The problem –
Look below for lines that hold the string "Proteínas" and copy each one.

Dataset content –
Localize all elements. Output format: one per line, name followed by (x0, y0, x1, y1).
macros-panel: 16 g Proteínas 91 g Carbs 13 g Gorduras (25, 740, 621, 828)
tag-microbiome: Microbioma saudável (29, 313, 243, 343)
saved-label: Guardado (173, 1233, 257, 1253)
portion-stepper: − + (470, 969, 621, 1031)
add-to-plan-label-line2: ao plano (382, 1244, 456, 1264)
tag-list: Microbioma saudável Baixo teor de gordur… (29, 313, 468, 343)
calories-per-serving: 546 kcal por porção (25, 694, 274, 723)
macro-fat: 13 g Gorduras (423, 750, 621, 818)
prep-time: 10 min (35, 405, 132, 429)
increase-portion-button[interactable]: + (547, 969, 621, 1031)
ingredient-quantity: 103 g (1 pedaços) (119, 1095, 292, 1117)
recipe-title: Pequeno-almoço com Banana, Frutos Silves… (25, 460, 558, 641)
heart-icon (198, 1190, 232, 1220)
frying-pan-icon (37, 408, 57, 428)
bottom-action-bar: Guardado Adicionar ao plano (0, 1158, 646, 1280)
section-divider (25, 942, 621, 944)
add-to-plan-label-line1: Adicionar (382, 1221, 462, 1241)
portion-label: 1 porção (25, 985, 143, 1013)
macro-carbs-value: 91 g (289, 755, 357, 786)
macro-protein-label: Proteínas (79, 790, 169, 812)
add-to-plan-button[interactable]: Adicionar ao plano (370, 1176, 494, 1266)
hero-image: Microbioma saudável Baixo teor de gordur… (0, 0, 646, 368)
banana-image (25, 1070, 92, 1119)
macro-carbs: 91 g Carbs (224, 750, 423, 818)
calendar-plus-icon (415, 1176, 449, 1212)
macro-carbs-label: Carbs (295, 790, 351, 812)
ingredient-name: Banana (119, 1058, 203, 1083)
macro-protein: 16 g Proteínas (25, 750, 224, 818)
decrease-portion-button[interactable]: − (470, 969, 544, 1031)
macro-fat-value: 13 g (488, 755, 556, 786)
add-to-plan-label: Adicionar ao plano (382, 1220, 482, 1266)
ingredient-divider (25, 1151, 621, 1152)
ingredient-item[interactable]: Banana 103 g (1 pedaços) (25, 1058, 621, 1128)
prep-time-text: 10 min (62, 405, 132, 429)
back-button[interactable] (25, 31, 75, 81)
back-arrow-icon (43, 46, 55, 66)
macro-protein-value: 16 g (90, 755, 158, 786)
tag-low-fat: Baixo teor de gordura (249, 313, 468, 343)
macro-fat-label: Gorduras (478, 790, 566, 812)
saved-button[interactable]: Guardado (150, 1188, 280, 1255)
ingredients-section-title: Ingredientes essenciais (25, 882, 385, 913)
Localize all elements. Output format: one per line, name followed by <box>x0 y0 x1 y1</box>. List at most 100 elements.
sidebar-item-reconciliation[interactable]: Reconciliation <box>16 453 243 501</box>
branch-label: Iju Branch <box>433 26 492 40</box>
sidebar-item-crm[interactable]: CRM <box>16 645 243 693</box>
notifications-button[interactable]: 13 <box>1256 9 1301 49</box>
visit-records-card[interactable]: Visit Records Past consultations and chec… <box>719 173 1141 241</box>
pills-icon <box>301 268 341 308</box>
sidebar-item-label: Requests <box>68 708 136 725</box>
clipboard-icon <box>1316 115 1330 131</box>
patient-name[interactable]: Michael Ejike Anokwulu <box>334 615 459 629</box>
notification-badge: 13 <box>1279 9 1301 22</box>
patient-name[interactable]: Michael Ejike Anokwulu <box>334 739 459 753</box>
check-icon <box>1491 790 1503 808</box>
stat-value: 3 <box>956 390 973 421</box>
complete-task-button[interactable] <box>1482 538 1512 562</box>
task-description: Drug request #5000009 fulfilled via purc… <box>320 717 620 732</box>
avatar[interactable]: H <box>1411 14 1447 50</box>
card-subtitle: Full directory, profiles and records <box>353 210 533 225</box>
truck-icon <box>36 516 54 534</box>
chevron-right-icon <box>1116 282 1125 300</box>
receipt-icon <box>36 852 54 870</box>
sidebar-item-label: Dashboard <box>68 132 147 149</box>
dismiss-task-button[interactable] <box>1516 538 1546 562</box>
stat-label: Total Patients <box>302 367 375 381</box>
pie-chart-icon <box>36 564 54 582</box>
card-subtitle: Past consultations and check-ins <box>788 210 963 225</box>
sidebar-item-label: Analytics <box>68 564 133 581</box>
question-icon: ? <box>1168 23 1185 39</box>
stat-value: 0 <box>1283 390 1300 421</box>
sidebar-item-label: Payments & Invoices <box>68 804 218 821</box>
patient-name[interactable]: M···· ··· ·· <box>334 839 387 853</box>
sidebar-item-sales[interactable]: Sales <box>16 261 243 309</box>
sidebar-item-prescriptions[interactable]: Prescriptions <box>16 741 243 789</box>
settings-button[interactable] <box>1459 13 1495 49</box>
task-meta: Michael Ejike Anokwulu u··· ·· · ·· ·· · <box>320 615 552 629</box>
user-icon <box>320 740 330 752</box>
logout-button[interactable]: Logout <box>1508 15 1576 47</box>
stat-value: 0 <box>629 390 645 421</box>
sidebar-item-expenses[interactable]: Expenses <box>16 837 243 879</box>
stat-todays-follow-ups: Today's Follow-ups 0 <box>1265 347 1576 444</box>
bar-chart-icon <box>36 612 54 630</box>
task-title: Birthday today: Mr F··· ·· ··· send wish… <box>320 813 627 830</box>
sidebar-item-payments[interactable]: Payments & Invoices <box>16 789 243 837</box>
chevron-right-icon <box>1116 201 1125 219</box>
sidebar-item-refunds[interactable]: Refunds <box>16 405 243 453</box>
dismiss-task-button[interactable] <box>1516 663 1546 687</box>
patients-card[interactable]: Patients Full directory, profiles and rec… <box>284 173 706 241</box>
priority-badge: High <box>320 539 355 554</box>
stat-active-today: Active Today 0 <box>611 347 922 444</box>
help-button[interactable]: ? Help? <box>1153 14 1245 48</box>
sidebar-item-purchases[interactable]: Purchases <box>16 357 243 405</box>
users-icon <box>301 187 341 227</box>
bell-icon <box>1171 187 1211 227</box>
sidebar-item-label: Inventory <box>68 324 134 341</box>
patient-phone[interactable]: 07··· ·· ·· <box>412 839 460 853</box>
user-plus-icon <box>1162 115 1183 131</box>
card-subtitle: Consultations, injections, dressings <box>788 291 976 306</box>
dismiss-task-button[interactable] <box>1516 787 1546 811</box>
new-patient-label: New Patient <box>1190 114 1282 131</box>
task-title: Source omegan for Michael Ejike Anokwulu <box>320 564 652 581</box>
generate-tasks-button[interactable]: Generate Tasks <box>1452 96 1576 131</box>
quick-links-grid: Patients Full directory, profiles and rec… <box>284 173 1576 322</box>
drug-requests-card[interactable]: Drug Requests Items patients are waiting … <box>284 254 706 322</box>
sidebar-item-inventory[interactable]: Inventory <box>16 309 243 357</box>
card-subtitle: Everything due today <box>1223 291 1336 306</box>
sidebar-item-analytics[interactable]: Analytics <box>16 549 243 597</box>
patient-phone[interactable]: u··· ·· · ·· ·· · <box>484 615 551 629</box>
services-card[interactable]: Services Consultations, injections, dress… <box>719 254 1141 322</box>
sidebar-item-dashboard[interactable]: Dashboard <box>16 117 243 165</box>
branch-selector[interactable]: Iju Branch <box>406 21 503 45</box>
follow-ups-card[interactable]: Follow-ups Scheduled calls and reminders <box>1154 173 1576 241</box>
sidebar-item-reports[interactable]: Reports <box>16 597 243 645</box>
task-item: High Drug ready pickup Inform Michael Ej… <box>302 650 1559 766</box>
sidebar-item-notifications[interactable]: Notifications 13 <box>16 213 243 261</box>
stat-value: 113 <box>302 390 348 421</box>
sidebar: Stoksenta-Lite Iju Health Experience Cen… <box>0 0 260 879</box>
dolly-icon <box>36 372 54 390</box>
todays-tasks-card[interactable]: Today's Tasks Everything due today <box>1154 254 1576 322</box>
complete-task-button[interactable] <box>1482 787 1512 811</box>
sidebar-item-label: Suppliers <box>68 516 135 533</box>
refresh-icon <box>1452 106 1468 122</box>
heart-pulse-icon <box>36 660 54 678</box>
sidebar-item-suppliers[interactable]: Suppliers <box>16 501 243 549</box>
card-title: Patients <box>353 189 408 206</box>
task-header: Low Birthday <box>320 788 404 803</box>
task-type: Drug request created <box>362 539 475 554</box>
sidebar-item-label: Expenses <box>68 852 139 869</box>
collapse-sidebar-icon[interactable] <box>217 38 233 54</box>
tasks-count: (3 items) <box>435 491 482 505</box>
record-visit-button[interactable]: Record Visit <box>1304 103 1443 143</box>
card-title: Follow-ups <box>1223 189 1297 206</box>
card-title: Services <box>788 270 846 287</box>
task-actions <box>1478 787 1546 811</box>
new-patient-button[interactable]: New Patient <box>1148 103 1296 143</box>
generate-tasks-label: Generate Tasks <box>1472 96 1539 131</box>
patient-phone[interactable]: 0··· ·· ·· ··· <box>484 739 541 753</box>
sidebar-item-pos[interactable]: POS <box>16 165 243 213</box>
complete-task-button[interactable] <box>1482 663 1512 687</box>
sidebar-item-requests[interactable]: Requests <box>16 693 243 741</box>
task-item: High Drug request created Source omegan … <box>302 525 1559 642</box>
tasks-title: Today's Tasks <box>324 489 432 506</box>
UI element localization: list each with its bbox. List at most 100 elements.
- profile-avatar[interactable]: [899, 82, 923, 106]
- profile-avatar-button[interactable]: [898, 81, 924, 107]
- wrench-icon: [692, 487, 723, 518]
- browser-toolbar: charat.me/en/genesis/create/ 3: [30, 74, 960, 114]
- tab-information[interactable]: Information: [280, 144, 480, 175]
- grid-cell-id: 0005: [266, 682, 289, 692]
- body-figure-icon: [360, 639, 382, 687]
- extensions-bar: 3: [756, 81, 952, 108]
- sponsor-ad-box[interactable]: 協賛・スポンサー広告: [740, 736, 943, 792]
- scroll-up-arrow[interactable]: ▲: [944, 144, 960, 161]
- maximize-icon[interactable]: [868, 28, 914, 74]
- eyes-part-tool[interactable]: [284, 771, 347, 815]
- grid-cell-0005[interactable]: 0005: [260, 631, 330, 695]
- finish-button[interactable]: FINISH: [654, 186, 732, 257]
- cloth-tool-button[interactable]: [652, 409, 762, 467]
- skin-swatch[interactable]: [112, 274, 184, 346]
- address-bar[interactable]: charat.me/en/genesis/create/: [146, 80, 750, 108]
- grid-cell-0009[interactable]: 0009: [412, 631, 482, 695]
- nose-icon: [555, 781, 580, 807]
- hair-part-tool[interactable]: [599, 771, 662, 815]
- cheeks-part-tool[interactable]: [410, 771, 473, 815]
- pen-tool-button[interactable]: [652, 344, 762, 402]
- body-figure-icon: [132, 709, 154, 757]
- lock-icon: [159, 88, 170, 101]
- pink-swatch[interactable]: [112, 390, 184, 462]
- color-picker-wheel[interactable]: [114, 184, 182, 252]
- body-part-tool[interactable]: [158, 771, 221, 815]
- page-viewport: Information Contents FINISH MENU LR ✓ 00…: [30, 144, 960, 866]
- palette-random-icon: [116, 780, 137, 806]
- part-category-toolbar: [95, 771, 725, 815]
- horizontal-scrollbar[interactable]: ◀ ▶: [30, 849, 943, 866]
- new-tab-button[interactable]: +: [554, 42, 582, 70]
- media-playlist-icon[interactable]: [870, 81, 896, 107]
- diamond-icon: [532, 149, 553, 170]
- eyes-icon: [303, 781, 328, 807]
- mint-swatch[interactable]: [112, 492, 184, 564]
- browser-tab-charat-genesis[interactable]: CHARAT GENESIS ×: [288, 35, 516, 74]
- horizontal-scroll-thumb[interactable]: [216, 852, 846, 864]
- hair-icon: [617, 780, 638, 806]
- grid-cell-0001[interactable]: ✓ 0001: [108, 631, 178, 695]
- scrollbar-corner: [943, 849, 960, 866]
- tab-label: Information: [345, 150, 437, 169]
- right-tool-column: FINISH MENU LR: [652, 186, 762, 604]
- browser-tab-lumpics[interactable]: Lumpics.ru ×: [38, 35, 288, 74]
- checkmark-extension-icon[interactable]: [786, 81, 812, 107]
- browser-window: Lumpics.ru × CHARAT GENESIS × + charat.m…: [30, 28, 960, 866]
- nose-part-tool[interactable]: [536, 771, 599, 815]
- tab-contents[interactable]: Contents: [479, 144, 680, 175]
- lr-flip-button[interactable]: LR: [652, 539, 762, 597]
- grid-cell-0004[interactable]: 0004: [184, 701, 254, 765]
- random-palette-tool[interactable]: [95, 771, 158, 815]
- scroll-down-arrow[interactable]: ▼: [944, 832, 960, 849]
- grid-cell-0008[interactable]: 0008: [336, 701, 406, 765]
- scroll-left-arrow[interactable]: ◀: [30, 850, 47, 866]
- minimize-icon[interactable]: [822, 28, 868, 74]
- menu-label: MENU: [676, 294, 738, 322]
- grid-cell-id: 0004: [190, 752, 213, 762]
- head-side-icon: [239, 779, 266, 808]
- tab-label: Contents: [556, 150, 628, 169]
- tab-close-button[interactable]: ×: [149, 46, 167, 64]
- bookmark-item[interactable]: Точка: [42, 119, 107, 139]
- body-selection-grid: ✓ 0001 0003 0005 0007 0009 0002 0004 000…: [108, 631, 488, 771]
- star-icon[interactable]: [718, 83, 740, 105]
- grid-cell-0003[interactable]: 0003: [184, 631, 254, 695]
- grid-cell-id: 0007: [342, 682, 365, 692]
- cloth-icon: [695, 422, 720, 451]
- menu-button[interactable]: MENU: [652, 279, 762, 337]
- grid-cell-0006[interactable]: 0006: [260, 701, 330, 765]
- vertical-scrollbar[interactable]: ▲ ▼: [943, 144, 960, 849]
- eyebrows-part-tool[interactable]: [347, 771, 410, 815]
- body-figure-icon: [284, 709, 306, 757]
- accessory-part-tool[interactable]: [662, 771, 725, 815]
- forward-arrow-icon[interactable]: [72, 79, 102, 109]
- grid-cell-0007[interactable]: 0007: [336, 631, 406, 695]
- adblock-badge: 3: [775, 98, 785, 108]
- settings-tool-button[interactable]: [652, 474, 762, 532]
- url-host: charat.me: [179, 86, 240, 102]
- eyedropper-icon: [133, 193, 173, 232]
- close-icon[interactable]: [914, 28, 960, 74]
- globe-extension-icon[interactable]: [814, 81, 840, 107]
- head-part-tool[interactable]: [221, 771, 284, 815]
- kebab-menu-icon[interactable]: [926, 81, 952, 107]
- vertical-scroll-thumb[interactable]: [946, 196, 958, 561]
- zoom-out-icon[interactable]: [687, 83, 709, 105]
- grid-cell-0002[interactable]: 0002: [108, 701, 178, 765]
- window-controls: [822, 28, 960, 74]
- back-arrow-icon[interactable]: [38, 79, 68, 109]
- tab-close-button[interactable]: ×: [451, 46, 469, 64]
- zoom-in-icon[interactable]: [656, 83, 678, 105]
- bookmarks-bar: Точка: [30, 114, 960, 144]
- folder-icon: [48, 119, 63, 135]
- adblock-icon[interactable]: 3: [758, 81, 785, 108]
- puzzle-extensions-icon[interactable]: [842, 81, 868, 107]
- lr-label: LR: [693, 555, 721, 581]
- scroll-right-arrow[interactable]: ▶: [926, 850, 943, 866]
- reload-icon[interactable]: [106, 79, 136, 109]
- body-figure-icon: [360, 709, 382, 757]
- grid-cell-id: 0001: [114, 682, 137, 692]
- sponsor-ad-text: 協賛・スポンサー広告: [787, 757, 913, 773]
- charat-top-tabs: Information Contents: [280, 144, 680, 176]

Response area –
macros-panel: 16 g Proteínas 91 g Carbs 13 g Gorduras (25, 740, 621, 828)
macro-protein-label: Proteínas (79, 790, 169, 812)
macro-protein: 16 g Proteínas (25, 750, 224, 818)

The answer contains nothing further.